What is required:
Word for word, repeat the entries, minus the pictures.

┌─ Recorded data

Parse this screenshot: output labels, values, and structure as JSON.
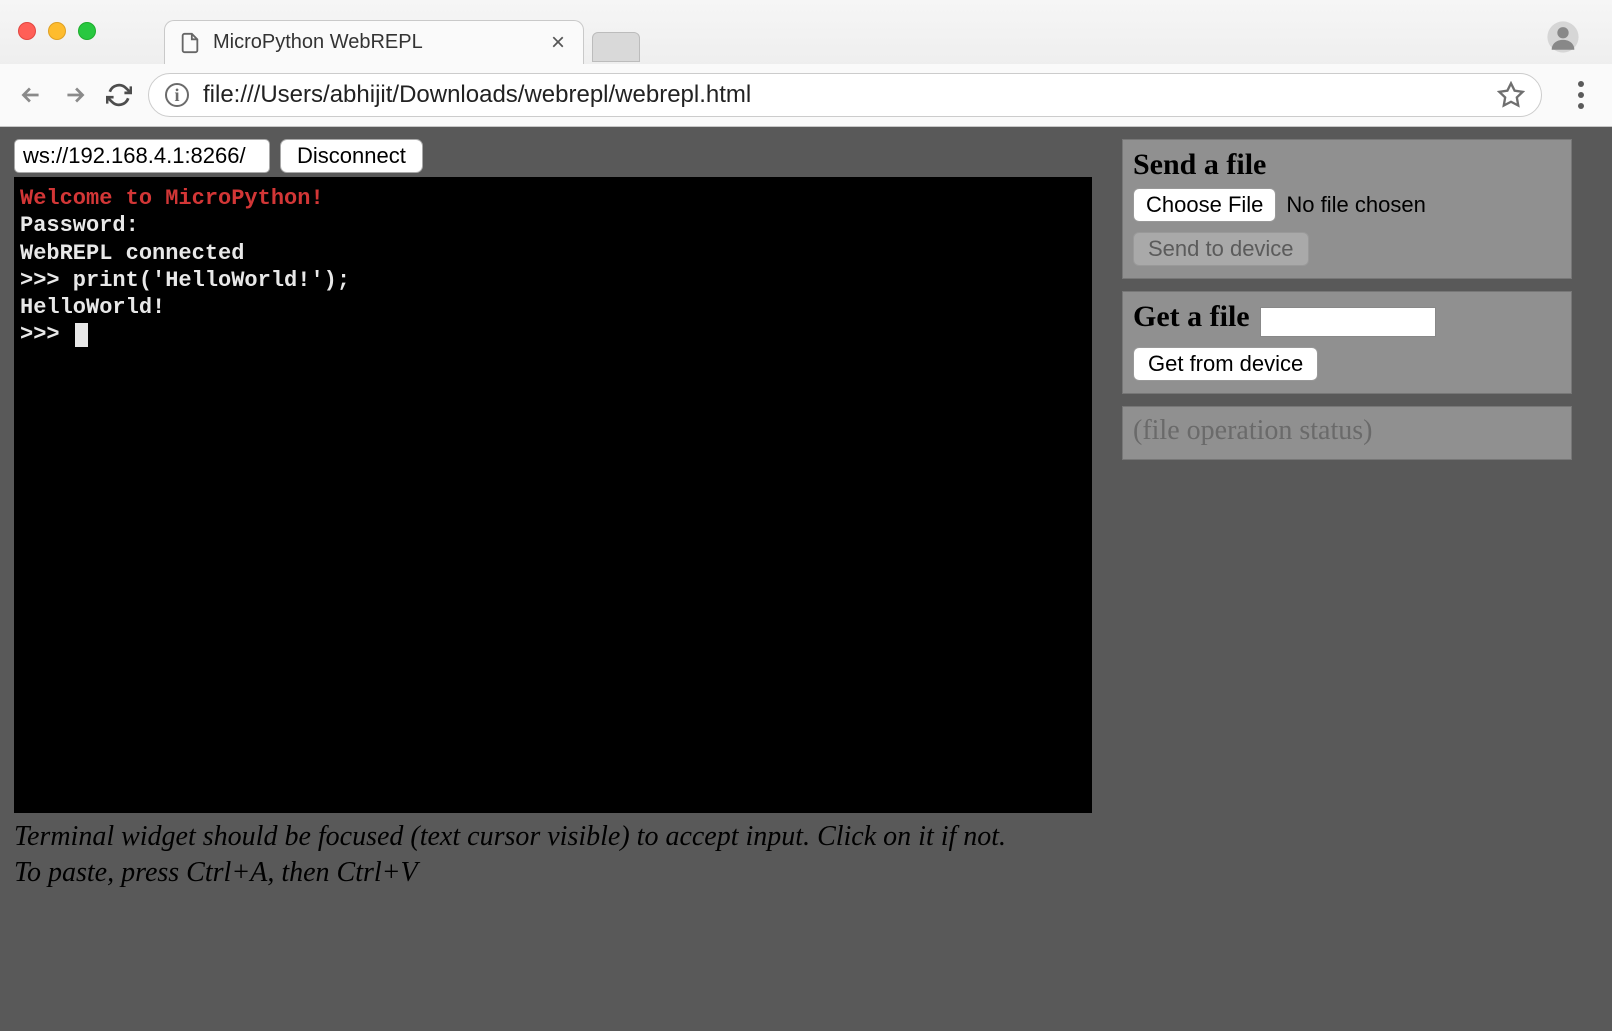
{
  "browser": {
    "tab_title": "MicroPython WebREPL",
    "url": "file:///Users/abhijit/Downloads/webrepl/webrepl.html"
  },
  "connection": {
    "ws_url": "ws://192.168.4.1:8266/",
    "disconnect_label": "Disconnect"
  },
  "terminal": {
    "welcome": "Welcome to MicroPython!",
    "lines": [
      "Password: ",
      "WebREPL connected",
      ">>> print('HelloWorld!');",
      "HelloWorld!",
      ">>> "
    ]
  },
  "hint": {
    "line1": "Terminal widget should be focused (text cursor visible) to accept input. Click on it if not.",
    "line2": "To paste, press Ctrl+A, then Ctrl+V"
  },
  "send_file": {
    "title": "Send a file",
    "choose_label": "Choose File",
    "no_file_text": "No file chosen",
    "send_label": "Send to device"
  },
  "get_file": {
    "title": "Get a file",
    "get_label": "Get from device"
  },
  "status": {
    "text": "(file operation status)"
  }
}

└─

Completed task:
Parse this screenshot: output labels, values, and structure as JSON.
{
  "browser": {
    "tab_title": "MicroPython WebREPL",
    "url": "file:///Users/abhijit/Downloads/webrepl/webrepl.html"
  },
  "connection": {
    "ws_url": "ws://192.168.4.1:8266/",
    "disconnect_label": "Disconnect"
  },
  "terminal": {
    "welcome": "Welcome to MicroPython!",
    "lines": [
      "Password: ",
      "WebREPL connected",
      ">>> print('HelloWorld!');",
      "HelloWorld!",
      ">>> "
    ]
  },
  "hint": {
    "line1": "Terminal widget should be focused (text cursor visible) to accept input. Click on it if not.",
    "line2": "To paste, press Ctrl+A, then Ctrl+V"
  },
  "send_file": {
    "title": "Send a file",
    "choose_label": "Choose File",
    "no_file_text": "No file chosen",
    "send_label": "Send to device"
  },
  "get_file": {
    "title": "Get a file",
    "get_label": "Get from device"
  },
  "status": {
    "text": "(file operation status)"
  }
}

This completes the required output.